● **What you have to do**
Every record must be written out once more, with nothing added or omitted.

● **Information given**

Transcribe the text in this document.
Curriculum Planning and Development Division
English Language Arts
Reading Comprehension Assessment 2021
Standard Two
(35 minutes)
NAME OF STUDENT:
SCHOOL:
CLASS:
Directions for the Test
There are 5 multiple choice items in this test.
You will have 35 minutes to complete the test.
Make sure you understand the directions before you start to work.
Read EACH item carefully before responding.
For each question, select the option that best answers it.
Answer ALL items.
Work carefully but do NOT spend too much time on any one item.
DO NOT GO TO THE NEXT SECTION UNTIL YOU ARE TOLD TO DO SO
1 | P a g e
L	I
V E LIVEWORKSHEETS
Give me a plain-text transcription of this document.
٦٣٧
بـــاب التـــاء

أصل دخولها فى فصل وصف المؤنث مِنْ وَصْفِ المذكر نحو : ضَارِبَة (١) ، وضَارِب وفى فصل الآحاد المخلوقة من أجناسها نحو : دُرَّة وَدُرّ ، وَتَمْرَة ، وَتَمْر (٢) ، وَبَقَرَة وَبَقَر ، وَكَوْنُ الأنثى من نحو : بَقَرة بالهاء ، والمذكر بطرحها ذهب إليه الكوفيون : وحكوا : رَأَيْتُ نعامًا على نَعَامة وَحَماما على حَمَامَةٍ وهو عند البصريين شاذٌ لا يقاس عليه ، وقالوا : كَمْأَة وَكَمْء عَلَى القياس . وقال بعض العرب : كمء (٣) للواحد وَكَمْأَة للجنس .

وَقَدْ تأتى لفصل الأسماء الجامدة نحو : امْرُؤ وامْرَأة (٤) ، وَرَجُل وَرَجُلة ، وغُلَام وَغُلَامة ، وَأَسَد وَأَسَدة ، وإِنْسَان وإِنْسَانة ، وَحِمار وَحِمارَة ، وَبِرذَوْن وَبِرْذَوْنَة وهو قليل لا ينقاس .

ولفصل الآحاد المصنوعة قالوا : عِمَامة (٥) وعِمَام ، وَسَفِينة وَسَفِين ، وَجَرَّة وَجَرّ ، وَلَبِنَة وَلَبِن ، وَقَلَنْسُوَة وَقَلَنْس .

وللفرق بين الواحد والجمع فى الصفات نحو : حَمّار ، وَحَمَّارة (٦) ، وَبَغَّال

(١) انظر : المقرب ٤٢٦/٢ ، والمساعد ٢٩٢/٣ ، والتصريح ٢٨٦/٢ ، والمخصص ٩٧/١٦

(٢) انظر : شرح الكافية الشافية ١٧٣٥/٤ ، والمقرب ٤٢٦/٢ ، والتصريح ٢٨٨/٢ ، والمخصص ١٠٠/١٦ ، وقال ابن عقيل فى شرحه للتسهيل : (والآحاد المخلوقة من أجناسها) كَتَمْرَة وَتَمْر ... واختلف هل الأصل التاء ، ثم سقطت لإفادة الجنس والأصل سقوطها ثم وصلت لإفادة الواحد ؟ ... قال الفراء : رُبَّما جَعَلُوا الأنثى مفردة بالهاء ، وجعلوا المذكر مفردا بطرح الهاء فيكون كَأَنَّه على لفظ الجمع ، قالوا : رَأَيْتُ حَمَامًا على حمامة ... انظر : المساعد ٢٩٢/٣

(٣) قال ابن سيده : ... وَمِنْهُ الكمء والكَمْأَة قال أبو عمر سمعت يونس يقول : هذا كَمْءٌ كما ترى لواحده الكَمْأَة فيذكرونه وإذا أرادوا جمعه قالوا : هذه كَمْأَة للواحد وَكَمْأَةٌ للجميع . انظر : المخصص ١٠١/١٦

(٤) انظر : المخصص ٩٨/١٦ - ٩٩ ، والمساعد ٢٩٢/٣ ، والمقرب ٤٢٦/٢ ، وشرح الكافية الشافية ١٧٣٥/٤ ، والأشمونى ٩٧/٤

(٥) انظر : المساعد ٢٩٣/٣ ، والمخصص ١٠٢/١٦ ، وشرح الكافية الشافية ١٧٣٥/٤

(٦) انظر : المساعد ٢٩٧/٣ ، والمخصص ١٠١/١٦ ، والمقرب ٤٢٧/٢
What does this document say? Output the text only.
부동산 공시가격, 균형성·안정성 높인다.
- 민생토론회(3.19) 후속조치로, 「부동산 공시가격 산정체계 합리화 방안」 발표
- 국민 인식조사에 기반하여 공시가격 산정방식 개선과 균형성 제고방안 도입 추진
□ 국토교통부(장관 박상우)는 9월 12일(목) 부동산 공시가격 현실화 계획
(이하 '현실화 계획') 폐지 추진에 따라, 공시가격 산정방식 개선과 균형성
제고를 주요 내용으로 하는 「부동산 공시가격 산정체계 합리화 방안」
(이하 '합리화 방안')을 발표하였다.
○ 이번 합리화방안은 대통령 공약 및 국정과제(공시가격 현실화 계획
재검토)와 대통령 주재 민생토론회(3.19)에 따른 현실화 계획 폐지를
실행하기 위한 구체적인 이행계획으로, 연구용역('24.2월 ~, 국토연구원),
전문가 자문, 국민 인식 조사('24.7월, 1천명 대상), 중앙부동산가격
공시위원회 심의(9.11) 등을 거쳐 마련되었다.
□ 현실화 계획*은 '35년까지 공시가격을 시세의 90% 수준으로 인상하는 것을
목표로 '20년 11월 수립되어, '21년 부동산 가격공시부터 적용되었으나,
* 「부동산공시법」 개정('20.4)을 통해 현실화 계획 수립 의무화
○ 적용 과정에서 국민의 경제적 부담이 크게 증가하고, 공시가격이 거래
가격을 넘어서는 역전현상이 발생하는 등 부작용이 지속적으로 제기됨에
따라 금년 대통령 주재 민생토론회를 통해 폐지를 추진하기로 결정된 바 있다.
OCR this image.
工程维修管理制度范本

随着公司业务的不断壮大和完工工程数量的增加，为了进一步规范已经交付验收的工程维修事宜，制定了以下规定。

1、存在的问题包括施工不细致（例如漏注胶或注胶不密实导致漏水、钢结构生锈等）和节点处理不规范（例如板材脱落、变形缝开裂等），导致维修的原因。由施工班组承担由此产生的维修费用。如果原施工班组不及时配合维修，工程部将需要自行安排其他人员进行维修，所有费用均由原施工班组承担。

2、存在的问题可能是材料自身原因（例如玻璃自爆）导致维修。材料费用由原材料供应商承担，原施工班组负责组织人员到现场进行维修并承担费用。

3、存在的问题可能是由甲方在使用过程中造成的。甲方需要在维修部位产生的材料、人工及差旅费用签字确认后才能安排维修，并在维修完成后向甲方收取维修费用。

● **Response below**
Transcribe the text in this document.
Curriculum Planning and Development Division
English Language Arts
Reading Comprehension Assessment 2021
Standard Two
(35 minutes)
NAME OF STUDENT:
SCHOOL:
CLASS:
Directions for the Test
There are 5 multiple choice items in this test.
You will have 35 minutes to complete the test.
Make sure you understand the directions before you start to work.
Read EACH item carefully before responding.
For each question, select the option that best answers it.
Answer ALL items.
Work carefully but do NOT spend too much time on any one item.
DO NOT GO TO THE NEXT SECTION UNTIL YOU ARE TOLD TO DO SO
1 | P a g e
L	I
V E LIVEWORKSHEETS
Give me a plain-text transcription of this document.
٦٣٧
بـــاب التـــاء

أصل دخولها فى فصل وصف المؤنث مِنْ وَصْفِ المذكر نحو : ضَارِبَة (١) ، وضَارِب وفى فصل الآحاد المخلوقة من أجناسها نحو : دُرَّة وَدُرّ ، وَتَمْرَة ، وَتَمْر (٢) ، وَبَقَرَة وَبَقَر ، وَكَوْنُ الأنثى من نحو : بَقَرة بالهاء ، والمذكر بطرحها ذهب إليه الكوفيون : وحكوا : رَأَيْتُ نعامًا على نَعَامة وَحَماما على حَمَامَةٍ وهو عند البصريين شاذٌ لا يقاس عليه ، وقالوا : كَمْأَة وَكَمْء عَلَى القياس . وقال بعض العرب : كمء (٣) للواحد وَكَمْأَة للجنس .

وَقَدْ تأتى لفصل الأسماء الجامدة نحو : امْرُؤ وامْرَأة (٤) ، وَرَجُل وَرَجُلة ، وغُلَام وَغُلَامة ، وَأَسَد وَأَسَدة ، وإِنْسَان وإِنْسَانة ، وَحِمار وَحِمارَة ، وَبِرذَوْن وَبِرْذَوْنَة وهو قليل لا ينقاس .

ولفصل الآحاد المصنوعة قالوا : عِمَامة (٥) وعِمَام ، وَسَفِينة وَسَفِين ، وَجَرَّة وَجَرّ ، وَلَبِنَة وَلَبِن ، وَقَلَنْسُوَة وَقَلَنْس .

وللفرق بين الواحد والجمع فى الصفات نحو : حَمّار ، وَحَمَّارة (٦) ، وَبَغَّال

(١) انظر : المقرب ٤٢٦/٢ ، والمساعد ٢٩٢/٣ ، والتصريح ٢٨٦/٢ ، والمخصص ٩٧/١٦

(٢) انظر : شرح الكافية الشافية ١٧٣٥/٤ ، والمقرب ٤٢٦/٢ ، والتصريح ٢٨٨/٢ ، والمخصص ١٠٠/١٦ ، وقال ابن عقيل فى شرحه للتسهيل : (والآحاد المخلوقة من أجناسها) كَتَمْرَة وَتَمْر ... واختلف هل الأصل التاء ، ثم سقطت لإفادة الجنس والأصل سقوطها ثم وصلت لإفادة الواحد ؟ ... قال الفراء : رُبَّما جَعَلُوا الأنثى مفردة بالهاء ، وجعلوا المذكر مفردا بطرح الهاء فيكون كَأَنَّه على لفظ الجمع ، قالوا : رَأَيْتُ حَمَامًا على حمامة ... انظر : المساعد ٢٩٢/٣

(٣) قال ابن سيده : ... وَمِنْهُ الكمء والكَمْأَة قال أبو عمر سمعت يونس يقول : هذا كَمْءٌ كما ترى لواحده الكَمْأَة فيذكرونه وإذا أرادوا جمعه قالوا : هذه كَمْأَة للواحد وَكَمْأَةٌ للجميع . انظر : المخصص ١٠١/١٦

(٤) انظر : المخصص ٩٨/١٦ - ٩٩ ، والمساعد ٢٩٢/٣ ، والمقرب ٤٢٦/٢ ، وشرح الكافية الشافية ١٧٣٥/٤ ، والأشمونى ٩٧/٤

(٥) انظر : المساعد ٢٩٣/٣ ، والمخصص ١٠٢/١٦ ، وشرح الكافية الشافية ١٧٣٥/٤

(٦) انظر : المساعد ٢٩٧/٣ ، والمخصص ١٠١/١٦ ، والمقرب ٤٢٧/٢
What does this document say? Output the text only.
부동산 공시가격, 균형성·안정성 높인다.
- 민생토론회(3.19) 후속조치로, 「부동산 공시가격 산정체계 합리화 방안」 발표
- 국민 인식조사에 기반하여 공시가격 산정방식 개선과 균형성 제고방안 도입 추진
□ 국토교통부(장관 박상우)는 9월 12일(목) 부동산 공시가격 현실화 계획
(이하 '현실화 계획') 폐지 추진에 따라, 공시가격 산정방식 개선과 균형성
제고를 주요 내용으로 하는 「부동산 공시가격 산정체계 합리화 방안」
(이하 '합리화 방안')을 발표하였다.
○ 이번 합리화방안은 대통령 공약 및 국정과제(공시가격 현실화 계획
재검토)와 대통령 주재 민생토론회(3.19)에 따른 현실화 계획 폐지를
실행하기 위한 구체적인 이행계획으로, 연구용역('24.2월 ~, 국토연구원),
전문가 자문, 국민 인식 조사('24.7월, 1천명 대상), 중앙부동산가격
공시위원회 심의(9.11) 등을 거쳐 마련되었다.
□ 현실화 계획*은 '35년까지 공시가격을 시세의 90% 수준으로 인상하는 것을
목표로 '20년 11월 수립되어, '21년 부동산 가격공시부터 적용되었으나,
* 「부동산공시법」 개정('20.4)을 통해 현실화 계획 수립 의무화
○ 적용 과정에서 국민의 경제적 부담이 크게 증가하고, 공시가격이 거래
가격을 넘어서는 역전현상이 발생하는 등 부작용이 지속적으로 제기됨에
따라 금년 대통령 주재 민생토론회를 통해 폐지를 추진하기로 결정된 바 있다.
OCR this image.
工程维修管理制度范本

随着公司业务的不断壮大和完工工程数量的增加，为了进一步规范已经交付验收的工程维修事宜，制定了以下规定。

1、存在的问题包括施工不细致（例如漏注胶或注胶不密实导致漏水、钢结构生锈等）和节点处理不规范（例如板材脱落、变形缝开裂等），导致维修的原因。由施工班组承担由此产生的维修费用。如果原施工班组不及时配合维修，工程部将需要自行安排其他人员进行维修，所有费用均由原施工班组承担。

2、存在的问题可能是材料自身原因（例如玻璃自爆）导致维修。材料费用由原材料供应商承担，原施工班组负责组织人员到现场进行维修并承担费用。

3、存在的问题可能是由甲方在使用过程中造成的。甲方需要在维修部位产生的材料、人工及差旅费用签字确认后才能安排维修，并在维修完成后向甲方收取维修费用。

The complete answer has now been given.